***** DONNÉES FOURNIES *****
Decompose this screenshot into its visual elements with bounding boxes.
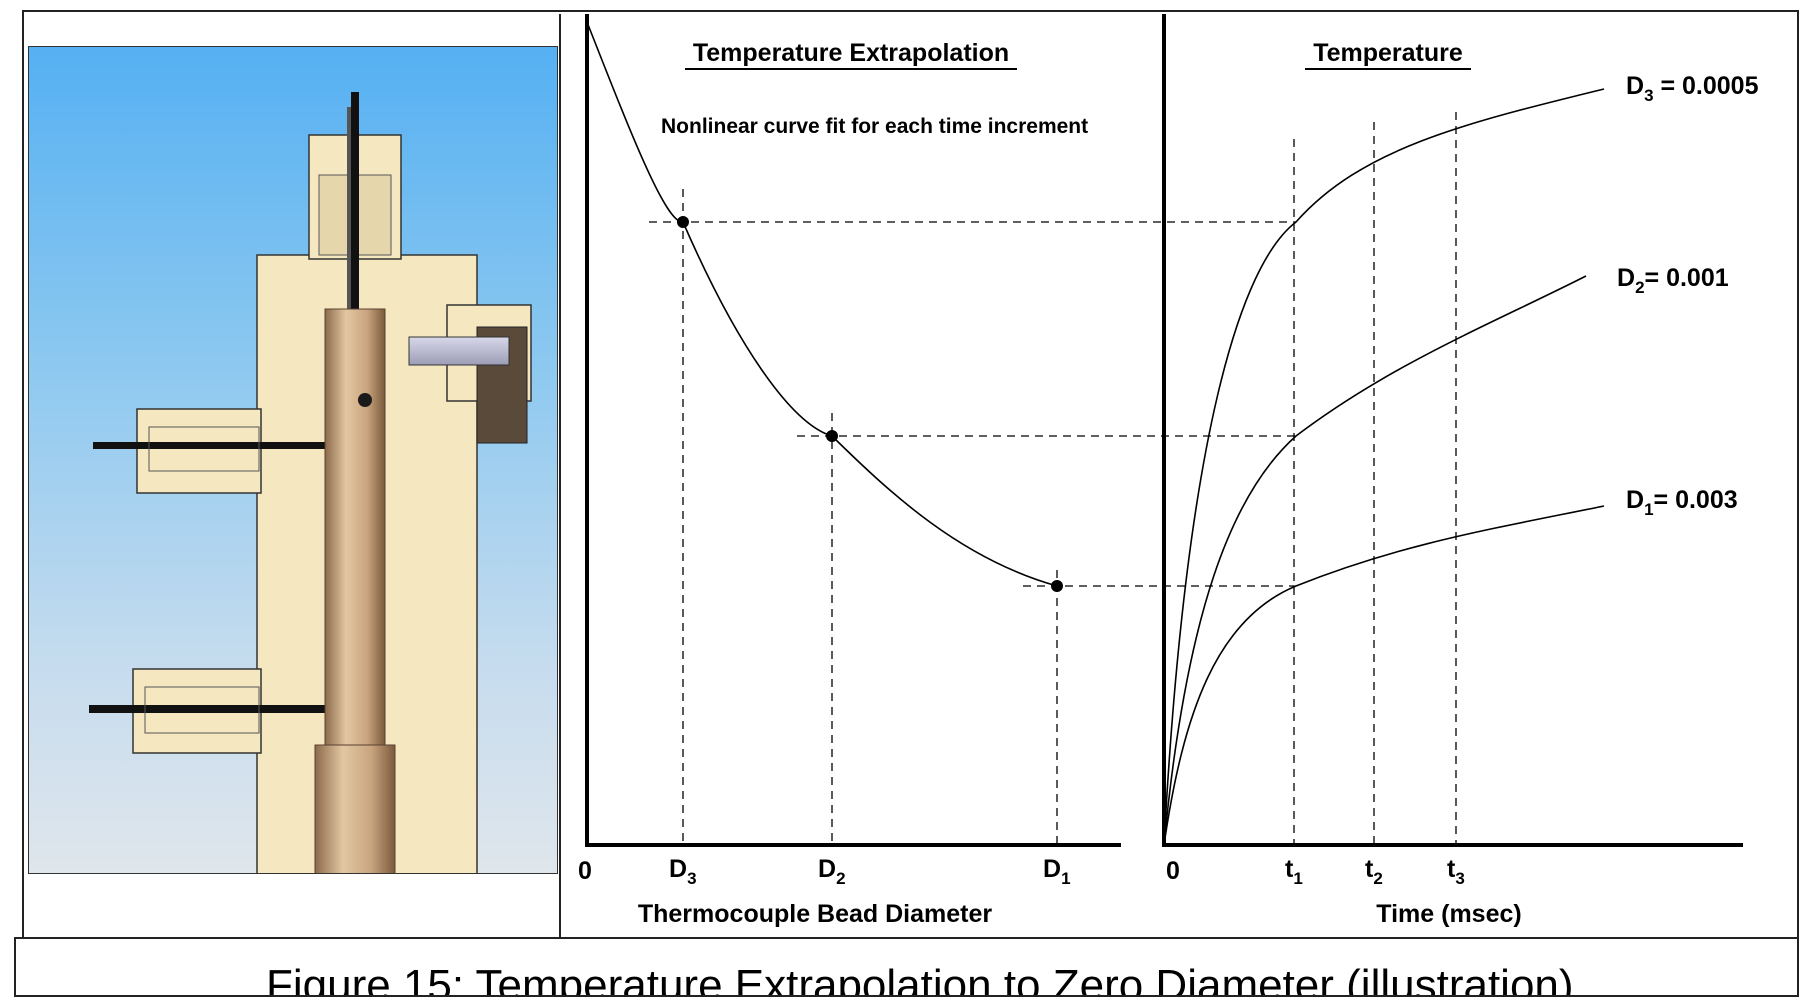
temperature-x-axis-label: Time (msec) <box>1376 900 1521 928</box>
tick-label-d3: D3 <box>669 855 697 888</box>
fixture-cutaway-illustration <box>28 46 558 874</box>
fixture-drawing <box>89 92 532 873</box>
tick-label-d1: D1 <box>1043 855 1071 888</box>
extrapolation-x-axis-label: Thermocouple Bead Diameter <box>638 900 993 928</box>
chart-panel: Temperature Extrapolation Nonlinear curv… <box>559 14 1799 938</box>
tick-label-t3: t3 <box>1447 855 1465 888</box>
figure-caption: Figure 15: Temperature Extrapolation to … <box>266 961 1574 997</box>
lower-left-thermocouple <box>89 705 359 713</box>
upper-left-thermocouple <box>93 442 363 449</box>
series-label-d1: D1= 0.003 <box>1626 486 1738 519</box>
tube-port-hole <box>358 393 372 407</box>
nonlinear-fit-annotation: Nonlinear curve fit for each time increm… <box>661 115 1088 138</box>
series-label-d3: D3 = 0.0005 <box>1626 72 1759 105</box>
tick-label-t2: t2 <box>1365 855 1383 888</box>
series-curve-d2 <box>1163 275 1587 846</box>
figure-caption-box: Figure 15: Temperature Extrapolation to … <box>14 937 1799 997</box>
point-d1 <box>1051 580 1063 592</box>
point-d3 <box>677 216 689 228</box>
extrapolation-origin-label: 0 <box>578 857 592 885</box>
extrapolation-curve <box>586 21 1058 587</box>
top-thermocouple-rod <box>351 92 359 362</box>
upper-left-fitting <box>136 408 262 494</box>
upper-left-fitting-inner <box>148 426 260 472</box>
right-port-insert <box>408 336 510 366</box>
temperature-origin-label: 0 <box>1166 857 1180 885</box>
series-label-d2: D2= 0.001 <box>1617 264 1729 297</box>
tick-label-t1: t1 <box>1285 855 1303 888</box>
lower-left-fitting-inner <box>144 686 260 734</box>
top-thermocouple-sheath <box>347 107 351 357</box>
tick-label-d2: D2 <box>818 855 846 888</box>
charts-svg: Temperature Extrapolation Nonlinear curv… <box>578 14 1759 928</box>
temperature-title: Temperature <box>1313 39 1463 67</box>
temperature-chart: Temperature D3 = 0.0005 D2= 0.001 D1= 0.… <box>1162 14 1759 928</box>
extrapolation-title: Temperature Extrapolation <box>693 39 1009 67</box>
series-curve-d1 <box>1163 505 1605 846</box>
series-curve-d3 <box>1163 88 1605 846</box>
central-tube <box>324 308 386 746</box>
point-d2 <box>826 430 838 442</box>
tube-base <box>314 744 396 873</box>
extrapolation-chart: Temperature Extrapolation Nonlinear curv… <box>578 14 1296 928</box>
*****
CONSIGNE DONNÉE:
Mettez à jour l'ensemble du listing en remplaçant « Temperature Extrapolation » par « Temperature Projection », sans rien modifier d'autre. Omettez les images dans votre réponse.

SOLUTION PROPOSÉE:
Decompose this screenshot into its visual elements with bounding boxes.
temperature-x-axis-label: Time (msec) <box>1376 900 1521 928</box>
tick-label-d3: D3 <box>669 855 697 888</box>
fixture-cutaway-illustration <box>28 46 558 874</box>
fixture-drawing <box>89 92 532 873</box>
tick-label-d1: D1 <box>1043 855 1071 888</box>
extrapolation-x-axis-label: Thermocouple Bead Diameter <box>638 900 993 928</box>
chart-panel: Temperature Projection Nonlinear curv… <box>559 14 1799 938</box>
tick-label-t3: t3 <box>1447 855 1465 888</box>
figure-caption: Figure 15: Temperature Projection to … <box>266 961 1574 997</box>
lower-left-thermocouple <box>89 705 359 713</box>
upper-left-thermocouple <box>93 442 363 449</box>
series-label-d1: D1= 0.003 <box>1626 486 1738 519</box>
tube-port-hole <box>358 393 372 407</box>
nonlinear-fit-annotation: Nonlinear curve fit for each time increm… <box>661 115 1088 138</box>
series-label-d3: D3 = 0.0005 <box>1626 72 1759 105</box>
tick-label-t2: t2 <box>1365 855 1383 888</box>
series-curve-d2 <box>1163 275 1587 846</box>
figure-caption-box: Figure 15: Temperature Projection to … <box>14 937 1799 997</box>
point-d1 <box>1051 580 1063 592</box>
point-d3 <box>677 216 689 228</box>
extrapolation-origin-label: 0 <box>578 857 592 885</box>
extrapolation-curve <box>586 21 1058 587</box>
top-thermocouple-rod <box>351 92 359 362</box>
upper-left-fitting <box>136 408 262 494</box>
upper-left-fitting-inner <box>148 426 260 472</box>
right-port-insert <box>408 336 510 366</box>
temperature-origin-label: 0 <box>1166 857 1180 885</box>
series-label-d2: D2= 0.001 <box>1617 264 1729 297</box>
tick-label-t1: t1 <box>1285 855 1303 888</box>
lower-left-fitting-inner <box>144 686 260 734</box>
top-thermocouple-sheath <box>347 107 351 357</box>
tick-label-d2: D2 <box>818 855 846 888</box>
charts-svg: Temperature Projection Nonlinear curv… <box>578 14 1759 928</box>
temperature-title: Temperature <box>1313 39 1463 67</box>
temperature-chart: Temperature D3 = 0.0005 D2= 0.001 D1= 0.… <box>1162 14 1759 928</box>
extrapolation-title: Temperature Projection <box>693 39 1009 67</box>
series-curve-d1 <box>1163 505 1605 846</box>
series-curve-d3 <box>1163 88 1605 846</box>
central-tube <box>324 308 386 746</box>
point-d2 <box>826 430 838 442</box>
tube-base <box>314 744 396 873</box>
extrapolation-chart: Temperature Projection Nonlinear curv… <box>578 14 1296 928</box>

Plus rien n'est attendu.